--- Material provided ---

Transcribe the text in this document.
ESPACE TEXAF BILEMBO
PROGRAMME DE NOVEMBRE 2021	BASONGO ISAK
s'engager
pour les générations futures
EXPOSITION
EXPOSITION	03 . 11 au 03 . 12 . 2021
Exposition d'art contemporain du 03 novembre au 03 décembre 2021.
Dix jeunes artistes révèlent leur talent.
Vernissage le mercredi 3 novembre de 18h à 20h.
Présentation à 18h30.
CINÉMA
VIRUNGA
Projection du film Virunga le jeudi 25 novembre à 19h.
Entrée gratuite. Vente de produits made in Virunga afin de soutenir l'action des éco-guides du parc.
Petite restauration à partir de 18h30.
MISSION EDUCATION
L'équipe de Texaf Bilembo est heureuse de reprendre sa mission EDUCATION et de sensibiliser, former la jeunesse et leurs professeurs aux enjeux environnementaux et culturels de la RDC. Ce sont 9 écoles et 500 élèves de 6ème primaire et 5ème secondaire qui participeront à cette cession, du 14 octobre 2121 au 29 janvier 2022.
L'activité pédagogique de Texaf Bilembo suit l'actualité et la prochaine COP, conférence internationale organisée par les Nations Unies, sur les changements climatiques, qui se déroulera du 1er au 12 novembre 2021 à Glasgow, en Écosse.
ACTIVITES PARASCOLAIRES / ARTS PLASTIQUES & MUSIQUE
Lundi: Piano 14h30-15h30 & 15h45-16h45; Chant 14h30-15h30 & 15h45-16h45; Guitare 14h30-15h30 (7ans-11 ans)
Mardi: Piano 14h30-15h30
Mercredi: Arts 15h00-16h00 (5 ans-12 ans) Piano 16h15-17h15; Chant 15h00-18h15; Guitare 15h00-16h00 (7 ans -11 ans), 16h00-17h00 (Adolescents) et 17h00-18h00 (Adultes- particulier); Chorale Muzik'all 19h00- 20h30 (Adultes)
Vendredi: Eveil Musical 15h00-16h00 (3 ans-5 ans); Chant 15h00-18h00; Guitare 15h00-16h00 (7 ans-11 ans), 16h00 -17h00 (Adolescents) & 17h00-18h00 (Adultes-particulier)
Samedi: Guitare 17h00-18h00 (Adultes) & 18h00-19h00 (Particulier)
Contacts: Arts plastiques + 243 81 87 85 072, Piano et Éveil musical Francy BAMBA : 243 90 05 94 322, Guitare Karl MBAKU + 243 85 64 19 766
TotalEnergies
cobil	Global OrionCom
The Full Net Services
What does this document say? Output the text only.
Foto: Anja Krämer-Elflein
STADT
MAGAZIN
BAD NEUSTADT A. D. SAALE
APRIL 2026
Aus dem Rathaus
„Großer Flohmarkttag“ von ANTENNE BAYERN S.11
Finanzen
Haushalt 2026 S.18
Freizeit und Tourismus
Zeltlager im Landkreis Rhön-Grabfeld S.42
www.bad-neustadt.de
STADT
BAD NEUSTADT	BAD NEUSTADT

---

■ **What is being asked**:
Repeat exactly the lines starting at the line with "What does this" and ending with the final line of the entries. Include nothing else.

■ **Result of this task**:
What does this document say? Output the text only.
Foto: Anja Krämer-Elflein
STADT
MAGAZIN
BAD NEUSTADT A. D. SAALE
APRIL 2026
Aus dem Rathaus
„Großer Flohmarkttag“ von ANTENNE BAYERN S.11
Finanzen
Haushalt 2026 S.18
Freizeit und Tourismus
Zeltlager im Landkreis Rhön-Grabfeld S.42
www.bad-neustadt.de
STADT
BAD NEUSTADT	BAD NEUSTADT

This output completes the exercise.